MATERIAL TO PROCESS:
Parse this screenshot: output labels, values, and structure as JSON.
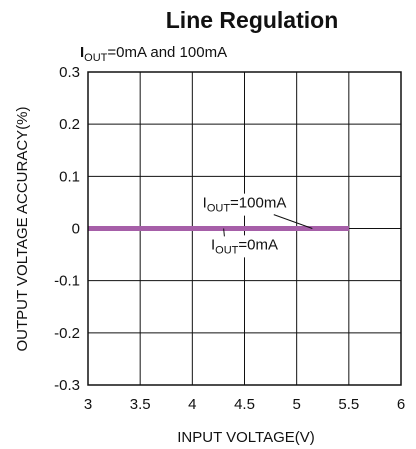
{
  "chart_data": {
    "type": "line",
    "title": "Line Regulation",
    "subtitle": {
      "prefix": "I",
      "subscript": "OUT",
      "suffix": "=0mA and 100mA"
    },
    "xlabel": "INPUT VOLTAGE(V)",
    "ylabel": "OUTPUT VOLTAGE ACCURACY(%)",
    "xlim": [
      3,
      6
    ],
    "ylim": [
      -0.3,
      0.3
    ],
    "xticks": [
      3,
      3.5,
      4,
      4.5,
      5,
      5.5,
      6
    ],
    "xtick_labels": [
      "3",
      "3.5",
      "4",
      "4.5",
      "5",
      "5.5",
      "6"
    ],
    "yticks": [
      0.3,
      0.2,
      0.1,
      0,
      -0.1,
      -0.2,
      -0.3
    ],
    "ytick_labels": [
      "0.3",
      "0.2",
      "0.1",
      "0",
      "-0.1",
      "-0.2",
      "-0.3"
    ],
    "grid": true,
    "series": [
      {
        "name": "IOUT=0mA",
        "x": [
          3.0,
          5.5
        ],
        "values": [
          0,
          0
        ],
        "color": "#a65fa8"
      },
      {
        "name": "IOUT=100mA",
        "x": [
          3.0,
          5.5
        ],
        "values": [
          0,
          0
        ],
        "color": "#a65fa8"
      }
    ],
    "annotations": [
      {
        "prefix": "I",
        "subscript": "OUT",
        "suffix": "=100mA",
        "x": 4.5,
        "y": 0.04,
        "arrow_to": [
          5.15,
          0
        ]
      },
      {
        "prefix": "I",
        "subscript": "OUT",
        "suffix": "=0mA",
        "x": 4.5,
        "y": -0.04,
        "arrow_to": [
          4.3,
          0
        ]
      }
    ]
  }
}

AIM OF THE TASK: From the listing above, pick out every line containing "suffix".

RESPONSE TO THIS TASK:
      "suffix": "=0mA and 100mA"
        "suffix": "=100mA",
        "suffix": "=0mA",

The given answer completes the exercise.